-- start of Data provided --

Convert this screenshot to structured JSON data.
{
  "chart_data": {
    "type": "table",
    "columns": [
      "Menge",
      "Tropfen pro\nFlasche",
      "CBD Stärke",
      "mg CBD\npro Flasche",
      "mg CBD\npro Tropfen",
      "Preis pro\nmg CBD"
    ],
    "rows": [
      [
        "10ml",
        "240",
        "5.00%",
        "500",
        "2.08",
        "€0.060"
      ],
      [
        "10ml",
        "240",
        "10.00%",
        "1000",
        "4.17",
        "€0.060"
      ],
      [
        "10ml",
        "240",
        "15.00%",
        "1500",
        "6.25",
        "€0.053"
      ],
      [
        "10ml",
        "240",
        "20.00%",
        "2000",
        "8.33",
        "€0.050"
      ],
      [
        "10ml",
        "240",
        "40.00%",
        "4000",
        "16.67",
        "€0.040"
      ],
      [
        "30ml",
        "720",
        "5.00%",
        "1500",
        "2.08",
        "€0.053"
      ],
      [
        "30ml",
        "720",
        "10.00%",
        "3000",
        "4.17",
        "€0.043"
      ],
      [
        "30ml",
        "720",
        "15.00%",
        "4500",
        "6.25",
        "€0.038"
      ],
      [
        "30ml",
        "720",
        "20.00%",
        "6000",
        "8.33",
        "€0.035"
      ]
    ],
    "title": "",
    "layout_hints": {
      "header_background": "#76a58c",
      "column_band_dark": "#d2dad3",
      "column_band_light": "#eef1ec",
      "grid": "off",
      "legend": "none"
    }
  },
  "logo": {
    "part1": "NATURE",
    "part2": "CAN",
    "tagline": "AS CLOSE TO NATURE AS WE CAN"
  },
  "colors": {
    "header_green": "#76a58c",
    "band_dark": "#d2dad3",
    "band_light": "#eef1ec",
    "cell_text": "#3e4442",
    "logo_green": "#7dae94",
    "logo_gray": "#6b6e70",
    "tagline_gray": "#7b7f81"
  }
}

-- end of Data provided --

● **Brief**
Exactly as shown, repeat every record.

● **Solution**
Convert this screenshot to structured JSON data.
{
  "chart_data": {
    "type": "table",
    "columns": [
      "Menge",
      "Tropfen pro\nFlasche",
      "CBD Stärke",
      "mg CBD\npro Flasche",
      "mg CBD\npro Tropfen",
      "Preis pro\nmg CBD"
    ],
    "rows": [
      [
        "10ml",
        "240",
        "5.00%",
        "500",
        "2.08",
        "€0.060"
      ],
      [
        "10ml",
        "240",
        "10.00%",
        "1000",
        "4.17",
        "€0.060"
      ],
      [
        "10ml",
        "240",
        "15.00%",
        "1500",
        "6.25",
        "€0.053"
      ],
      [
        "10ml",
        "240",
        "20.00%",
        "2000",
        "8.33",
        "€0.050"
      ],
      [
        "10ml",
        "240",
        "40.00%",
        "4000",
        "16.67",
        "€0.040"
      ],
      [
        "30ml",
        "720",
        "5.00%",
        "1500",
        "2.08",
        "€0.053"
      ],
      [
        "30ml",
        "720",
        "10.00%",
        "3000",
        "4.17",
        "€0.043"
      ],
      [
        "30ml",
        "720",
        "15.00%",
        "4500",
        "6.25",
        "€0.038"
      ],
      [
        "30ml",
        "720",
        "20.00%",
        "6000",
        "8.33",
        "€0.035"
      ]
    ],
    "title": "",
    "layout_hints": {
      "header_background": "#76a58c",
      "column_band_dark": "#d2dad3",
      "column_band_light": "#eef1ec",
      "grid": "off",
      "legend": "none"
    }
  },
  "logo": {
    "part1": "NATURE",
    "part2": "CAN",
    "tagline": "AS CLOSE TO NATURE AS WE CAN"
  },
  "colors": {
    "header_green": "#76a58c",
    "band_dark": "#d2dad3",
    "band_light": "#eef1ec",
    "cell_text": "#3e4442",
    "logo_green": "#7dae94",
    "logo_gray": "#6b6e70",
    "tagline_gray": "#7b7f81"
  }
}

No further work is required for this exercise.